Labeled box records:
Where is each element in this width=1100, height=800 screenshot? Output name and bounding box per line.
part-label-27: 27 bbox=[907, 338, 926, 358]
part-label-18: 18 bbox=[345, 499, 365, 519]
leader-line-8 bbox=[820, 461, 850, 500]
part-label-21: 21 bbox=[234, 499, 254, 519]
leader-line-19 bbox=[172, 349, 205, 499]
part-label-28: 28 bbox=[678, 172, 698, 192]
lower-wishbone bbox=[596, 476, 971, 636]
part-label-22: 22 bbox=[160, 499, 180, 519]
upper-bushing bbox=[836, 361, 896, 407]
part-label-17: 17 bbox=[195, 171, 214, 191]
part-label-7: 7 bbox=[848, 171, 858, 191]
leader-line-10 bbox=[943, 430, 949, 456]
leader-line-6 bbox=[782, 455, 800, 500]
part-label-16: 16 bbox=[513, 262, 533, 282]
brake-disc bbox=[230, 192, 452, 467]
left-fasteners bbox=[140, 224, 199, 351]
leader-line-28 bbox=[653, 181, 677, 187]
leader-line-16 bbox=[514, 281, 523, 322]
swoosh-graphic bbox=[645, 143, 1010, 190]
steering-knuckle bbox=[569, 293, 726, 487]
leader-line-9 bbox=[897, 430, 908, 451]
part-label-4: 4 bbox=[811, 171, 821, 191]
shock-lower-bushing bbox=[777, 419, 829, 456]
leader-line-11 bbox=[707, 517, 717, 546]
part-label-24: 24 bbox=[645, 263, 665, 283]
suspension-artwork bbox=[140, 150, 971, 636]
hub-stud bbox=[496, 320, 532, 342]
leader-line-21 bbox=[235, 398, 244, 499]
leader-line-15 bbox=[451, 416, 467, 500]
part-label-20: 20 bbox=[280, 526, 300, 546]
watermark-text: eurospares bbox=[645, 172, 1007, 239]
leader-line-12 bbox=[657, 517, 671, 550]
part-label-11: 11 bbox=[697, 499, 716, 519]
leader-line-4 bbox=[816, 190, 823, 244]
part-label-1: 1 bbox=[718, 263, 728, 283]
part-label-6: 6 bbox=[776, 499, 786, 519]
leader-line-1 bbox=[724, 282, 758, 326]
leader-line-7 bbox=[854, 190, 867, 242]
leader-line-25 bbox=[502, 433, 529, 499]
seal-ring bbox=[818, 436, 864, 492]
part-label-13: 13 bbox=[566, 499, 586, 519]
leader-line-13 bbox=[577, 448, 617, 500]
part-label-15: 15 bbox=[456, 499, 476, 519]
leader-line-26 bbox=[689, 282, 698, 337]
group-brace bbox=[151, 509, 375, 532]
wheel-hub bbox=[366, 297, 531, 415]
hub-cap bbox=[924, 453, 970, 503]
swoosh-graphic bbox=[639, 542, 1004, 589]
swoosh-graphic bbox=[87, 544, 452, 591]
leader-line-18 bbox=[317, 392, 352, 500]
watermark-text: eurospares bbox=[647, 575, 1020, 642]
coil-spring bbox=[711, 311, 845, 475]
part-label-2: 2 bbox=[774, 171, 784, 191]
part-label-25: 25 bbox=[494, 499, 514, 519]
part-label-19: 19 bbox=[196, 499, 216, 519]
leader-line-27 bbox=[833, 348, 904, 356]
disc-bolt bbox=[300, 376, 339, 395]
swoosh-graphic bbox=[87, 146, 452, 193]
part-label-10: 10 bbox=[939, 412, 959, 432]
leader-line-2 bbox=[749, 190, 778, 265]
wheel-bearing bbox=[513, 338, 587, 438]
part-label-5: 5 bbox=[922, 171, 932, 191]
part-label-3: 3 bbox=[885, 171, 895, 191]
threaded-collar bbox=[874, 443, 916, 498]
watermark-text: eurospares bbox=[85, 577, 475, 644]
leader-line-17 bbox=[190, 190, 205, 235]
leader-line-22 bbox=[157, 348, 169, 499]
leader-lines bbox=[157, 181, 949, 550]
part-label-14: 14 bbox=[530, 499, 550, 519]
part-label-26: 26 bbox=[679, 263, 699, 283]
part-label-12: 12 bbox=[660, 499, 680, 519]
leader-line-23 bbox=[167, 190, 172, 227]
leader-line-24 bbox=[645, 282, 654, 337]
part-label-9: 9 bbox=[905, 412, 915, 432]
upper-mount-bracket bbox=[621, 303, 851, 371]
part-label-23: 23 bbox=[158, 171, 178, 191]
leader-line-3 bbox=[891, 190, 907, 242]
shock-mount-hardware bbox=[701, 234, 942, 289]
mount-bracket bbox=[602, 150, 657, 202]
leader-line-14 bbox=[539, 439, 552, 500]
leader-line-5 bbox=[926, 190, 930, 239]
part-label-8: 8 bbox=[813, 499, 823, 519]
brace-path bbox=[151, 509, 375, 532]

**Exercise task:** Switch "bounding box" to "enclosing box" throughout the material and write it out again, changing nothing else.

**Complete output:**
Where is each element in this width=1100, height=800 screenshot? Output name and enclosing box per line.
part-label-27: 27 bbox=[907, 338, 926, 358]
part-label-18: 18 bbox=[345, 499, 365, 519]
leader-line-8 bbox=[820, 461, 850, 500]
part-label-21: 21 bbox=[234, 499, 254, 519]
leader-line-19 bbox=[172, 349, 205, 499]
part-label-28: 28 bbox=[678, 172, 698, 192]
lower-wishbone bbox=[596, 476, 971, 636]
part-label-22: 22 bbox=[160, 499, 180, 519]
upper-bushing bbox=[836, 361, 896, 407]
part-label-17: 17 bbox=[195, 171, 214, 191]
part-label-7: 7 bbox=[848, 171, 858, 191]
leader-line-10 bbox=[943, 430, 949, 456]
leader-line-6 bbox=[782, 455, 800, 500]
part-label-16: 16 bbox=[513, 262, 533, 282]
brake-disc bbox=[230, 192, 452, 467]
left-fasteners bbox=[140, 224, 199, 351]
leader-line-28 bbox=[653, 181, 677, 187]
leader-line-16 bbox=[514, 281, 523, 322]
swoosh-graphic bbox=[645, 143, 1010, 190]
steering-knuckle bbox=[569, 293, 726, 487]
leader-line-9 bbox=[897, 430, 908, 451]
part-label-4: 4 bbox=[811, 171, 821, 191]
shock-lower-bushing bbox=[777, 419, 829, 456]
leader-line-11 bbox=[707, 517, 717, 546]
part-label-24: 24 bbox=[645, 263, 665, 283]
suspension-artwork bbox=[140, 150, 971, 636]
hub-stud bbox=[496, 320, 532, 342]
leader-line-21 bbox=[235, 398, 244, 499]
leader-line-15 bbox=[451, 416, 467, 500]
part-label-20: 20 bbox=[280, 526, 300, 546]
watermark-text: eurospares bbox=[645, 172, 1007, 239]
leader-line-12 bbox=[657, 517, 671, 550]
part-label-11: 11 bbox=[697, 499, 716, 519]
leader-line-4 bbox=[816, 190, 823, 244]
part-label-1: 1 bbox=[718, 263, 728, 283]
part-label-6: 6 bbox=[776, 499, 786, 519]
leader-line-1 bbox=[724, 282, 758, 326]
leader-line-7 bbox=[854, 190, 867, 242]
leader-line-25 bbox=[502, 433, 529, 499]
seal-ring bbox=[818, 436, 864, 492]
part-label-13: 13 bbox=[566, 499, 586, 519]
leader-line-13 bbox=[577, 448, 617, 500]
part-label-15: 15 bbox=[456, 499, 476, 519]
leader-line-26 bbox=[689, 282, 698, 337]
group-brace bbox=[151, 509, 375, 532]
wheel-hub bbox=[366, 297, 531, 415]
hub-cap bbox=[924, 453, 970, 503]
swoosh-graphic bbox=[639, 542, 1004, 589]
swoosh-graphic bbox=[87, 544, 452, 591]
leader-line-18 bbox=[317, 392, 352, 500]
watermark-text: eurospares bbox=[647, 575, 1020, 642]
coil-spring bbox=[711, 311, 845, 475]
part-label-2: 2 bbox=[774, 171, 784, 191]
part-label-25: 25 bbox=[494, 499, 514, 519]
part-label-19: 19 bbox=[196, 499, 216, 519]
leader-line-27 bbox=[833, 348, 904, 356]
disc-bolt bbox=[300, 376, 339, 395]
swoosh-graphic bbox=[87, 146, 452, 193]
part-label-10: 10 bbox=[939, 412, 959, 432]
leader-line-2 bbox=[749, 190, 778, 265]
wheel-bearing bbox=[513, 338, 587, 438]
part-label-5: 5 bbox=[922, 171, 932, 191]
part-label-3: 3 bbox=[885, 171, 895, 191]
threaded-collar bbox=[874, 443, 916, 498]
watermark-text: eurospares bbox=[85, 577, 475, 644]
leader-line-17 bbox=[190, 190, 205, 235]
leader-line-22 bbox=[157, 348, 169, 499]
leader-lines bbox=[157, 181, 949, 550]
part-label-14: 14 bbox=[530, 499, 550, 519]
part-label-26: 26 bbox=[679, 263, 699, 283]
part-label-12: 12 bbox=[660, 499, 680, 519]
leader-line-23 bbox=[167, 190, 172, 227]
leader-line-24 bbox=[645, 282, 654, 337]
part-label-9: 9 bbox=[905, 412, 915, 432]
upper-mount-bracket bbox=[621, 303, 851, 371]
part-label-23: 23 bbox=[158, 171, 178, 191]
leader-line-3 bbox=[891, 190, 907, 242]
shock-mount-hardware bbox=[701, 234, 942, 289]
mount-bracket bbox=[602, 150, 657, 202]
leader-line-14 bbox=[539, 439, 552, 500]
leader-line-5 bbox=[926, 190, 930, 239]
part-label-8: 8 bbox=[813, 499, 823, 519]
brace-path bbox=[151, 509, 375, 532]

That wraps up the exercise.